§ **DATA RECORDS**:
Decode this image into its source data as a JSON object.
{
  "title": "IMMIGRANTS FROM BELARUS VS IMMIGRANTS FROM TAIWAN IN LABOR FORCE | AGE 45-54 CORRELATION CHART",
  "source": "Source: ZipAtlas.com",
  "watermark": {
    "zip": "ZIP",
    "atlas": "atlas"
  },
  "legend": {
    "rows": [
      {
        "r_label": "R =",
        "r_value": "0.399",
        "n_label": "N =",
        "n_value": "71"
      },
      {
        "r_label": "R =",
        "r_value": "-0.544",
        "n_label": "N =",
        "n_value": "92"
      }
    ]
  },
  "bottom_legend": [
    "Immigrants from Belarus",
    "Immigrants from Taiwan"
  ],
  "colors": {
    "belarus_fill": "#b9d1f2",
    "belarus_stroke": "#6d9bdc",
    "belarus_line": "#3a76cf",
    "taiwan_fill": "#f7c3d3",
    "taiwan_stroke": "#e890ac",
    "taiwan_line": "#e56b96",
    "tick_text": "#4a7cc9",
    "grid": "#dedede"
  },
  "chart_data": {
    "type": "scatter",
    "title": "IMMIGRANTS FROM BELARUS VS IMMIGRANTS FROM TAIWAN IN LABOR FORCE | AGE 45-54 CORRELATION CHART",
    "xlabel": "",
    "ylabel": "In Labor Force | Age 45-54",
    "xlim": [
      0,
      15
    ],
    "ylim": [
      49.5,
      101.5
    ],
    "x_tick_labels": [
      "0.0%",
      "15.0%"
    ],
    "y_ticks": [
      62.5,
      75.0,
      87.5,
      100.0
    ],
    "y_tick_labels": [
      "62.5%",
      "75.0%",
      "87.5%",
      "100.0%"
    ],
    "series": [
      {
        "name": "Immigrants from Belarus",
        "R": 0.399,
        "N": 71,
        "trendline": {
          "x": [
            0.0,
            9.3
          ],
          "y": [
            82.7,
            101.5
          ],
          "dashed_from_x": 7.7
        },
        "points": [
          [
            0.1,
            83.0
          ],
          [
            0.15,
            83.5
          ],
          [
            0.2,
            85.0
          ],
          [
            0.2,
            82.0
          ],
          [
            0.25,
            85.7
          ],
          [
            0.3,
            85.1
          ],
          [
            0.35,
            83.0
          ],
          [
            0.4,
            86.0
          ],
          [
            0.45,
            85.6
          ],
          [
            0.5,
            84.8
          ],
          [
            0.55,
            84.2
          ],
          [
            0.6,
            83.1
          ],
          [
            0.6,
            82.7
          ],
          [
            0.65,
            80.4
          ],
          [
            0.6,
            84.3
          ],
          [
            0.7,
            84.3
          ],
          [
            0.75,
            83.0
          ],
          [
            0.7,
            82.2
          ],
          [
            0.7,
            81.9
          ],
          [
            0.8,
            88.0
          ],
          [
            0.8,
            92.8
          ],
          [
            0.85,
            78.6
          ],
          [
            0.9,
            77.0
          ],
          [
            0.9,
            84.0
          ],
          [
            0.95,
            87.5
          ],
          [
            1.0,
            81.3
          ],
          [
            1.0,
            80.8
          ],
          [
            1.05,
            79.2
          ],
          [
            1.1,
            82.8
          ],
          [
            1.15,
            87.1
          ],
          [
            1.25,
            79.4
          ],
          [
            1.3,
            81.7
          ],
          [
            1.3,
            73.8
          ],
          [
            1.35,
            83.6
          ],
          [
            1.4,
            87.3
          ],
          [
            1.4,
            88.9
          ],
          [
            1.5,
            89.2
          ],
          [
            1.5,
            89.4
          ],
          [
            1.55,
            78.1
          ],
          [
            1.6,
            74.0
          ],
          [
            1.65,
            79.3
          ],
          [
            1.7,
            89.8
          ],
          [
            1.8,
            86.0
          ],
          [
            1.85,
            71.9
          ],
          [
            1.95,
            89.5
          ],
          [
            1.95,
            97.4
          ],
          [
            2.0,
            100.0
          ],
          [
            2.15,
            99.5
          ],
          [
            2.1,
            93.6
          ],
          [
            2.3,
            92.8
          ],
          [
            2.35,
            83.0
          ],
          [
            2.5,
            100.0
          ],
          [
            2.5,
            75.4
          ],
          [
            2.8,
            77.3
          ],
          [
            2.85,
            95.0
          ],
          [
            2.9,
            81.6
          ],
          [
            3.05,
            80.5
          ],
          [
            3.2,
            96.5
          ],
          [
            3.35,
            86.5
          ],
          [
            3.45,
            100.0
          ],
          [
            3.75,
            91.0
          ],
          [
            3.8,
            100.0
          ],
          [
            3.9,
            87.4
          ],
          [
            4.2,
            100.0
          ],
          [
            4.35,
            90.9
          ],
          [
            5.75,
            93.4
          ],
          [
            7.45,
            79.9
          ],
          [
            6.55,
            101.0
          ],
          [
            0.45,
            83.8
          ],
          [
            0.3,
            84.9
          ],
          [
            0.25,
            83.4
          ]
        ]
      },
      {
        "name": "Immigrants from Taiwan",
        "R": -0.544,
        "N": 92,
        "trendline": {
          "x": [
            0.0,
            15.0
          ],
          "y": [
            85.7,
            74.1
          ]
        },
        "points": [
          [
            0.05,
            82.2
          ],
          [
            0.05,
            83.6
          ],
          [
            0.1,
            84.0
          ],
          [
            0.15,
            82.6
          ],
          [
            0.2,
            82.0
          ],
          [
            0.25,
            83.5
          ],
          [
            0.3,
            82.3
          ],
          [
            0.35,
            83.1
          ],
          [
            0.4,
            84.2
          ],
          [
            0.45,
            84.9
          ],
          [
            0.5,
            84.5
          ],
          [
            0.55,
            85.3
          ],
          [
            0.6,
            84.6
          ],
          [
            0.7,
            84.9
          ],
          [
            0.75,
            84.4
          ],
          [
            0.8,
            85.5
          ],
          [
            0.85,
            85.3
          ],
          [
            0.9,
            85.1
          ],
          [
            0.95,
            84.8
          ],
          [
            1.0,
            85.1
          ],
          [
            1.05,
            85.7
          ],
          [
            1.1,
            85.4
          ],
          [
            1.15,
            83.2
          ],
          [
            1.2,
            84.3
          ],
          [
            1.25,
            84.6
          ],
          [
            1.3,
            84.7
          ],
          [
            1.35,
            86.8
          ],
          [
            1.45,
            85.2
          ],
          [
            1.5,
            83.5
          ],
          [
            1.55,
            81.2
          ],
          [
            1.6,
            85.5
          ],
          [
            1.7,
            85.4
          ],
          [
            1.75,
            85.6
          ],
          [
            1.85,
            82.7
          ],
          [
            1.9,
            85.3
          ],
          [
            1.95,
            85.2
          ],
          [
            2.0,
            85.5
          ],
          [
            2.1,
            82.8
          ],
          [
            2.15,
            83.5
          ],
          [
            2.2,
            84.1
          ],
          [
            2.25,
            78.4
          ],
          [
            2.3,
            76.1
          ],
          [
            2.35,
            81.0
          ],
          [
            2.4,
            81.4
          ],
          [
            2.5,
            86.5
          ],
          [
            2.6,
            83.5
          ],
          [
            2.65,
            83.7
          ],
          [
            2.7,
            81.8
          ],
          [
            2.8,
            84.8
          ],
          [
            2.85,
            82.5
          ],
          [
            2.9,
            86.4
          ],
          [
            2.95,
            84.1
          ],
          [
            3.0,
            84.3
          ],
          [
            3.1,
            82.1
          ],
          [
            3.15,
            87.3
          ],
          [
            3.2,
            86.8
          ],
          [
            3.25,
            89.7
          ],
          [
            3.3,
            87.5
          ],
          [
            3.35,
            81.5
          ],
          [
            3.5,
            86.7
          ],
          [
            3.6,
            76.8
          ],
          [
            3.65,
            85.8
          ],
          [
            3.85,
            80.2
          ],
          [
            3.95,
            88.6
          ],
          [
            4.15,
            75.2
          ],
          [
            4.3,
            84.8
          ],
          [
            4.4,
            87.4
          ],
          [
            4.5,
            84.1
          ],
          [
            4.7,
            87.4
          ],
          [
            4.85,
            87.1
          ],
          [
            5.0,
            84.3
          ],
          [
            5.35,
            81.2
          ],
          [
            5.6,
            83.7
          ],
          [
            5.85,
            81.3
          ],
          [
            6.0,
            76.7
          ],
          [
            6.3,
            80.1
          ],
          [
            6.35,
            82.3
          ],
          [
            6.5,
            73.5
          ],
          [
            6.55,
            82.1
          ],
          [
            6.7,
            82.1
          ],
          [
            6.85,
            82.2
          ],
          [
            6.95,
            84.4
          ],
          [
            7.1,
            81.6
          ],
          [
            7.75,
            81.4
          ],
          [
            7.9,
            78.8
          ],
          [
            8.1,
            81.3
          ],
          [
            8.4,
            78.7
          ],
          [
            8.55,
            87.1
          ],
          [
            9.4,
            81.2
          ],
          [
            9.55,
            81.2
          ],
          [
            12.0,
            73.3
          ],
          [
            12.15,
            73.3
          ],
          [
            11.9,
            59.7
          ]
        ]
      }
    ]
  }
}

§ **THE REQUEST**: Pick out and copy the lines of the entries that hold the string "source".

§ **OUTPUT BELOW**:
Decode this image into its source data as a JSON object.
  "source": "Source: ZipAtlas.com",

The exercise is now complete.